____ DATA RECORDS

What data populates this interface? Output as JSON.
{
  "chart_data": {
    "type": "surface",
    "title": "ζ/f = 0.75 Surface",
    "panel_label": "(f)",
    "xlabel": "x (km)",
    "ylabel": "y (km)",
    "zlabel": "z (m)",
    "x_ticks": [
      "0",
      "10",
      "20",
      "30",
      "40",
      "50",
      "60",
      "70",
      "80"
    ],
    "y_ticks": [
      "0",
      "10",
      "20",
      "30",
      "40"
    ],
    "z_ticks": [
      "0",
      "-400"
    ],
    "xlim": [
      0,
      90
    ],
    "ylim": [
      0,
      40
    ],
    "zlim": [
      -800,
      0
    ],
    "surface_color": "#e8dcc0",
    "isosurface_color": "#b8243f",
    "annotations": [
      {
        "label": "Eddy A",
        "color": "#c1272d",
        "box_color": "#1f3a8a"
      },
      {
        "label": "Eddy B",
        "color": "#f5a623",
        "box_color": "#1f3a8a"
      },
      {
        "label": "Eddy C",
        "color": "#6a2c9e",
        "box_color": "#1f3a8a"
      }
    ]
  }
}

________

## EXERCISE INSTRUCTIONS
Using the records given above, list every line that includes the word "Eddy".

## FINAL ANSWER
        "label": "Eddy A",
        "label": "Eddy B",
        "label": "Eddy C",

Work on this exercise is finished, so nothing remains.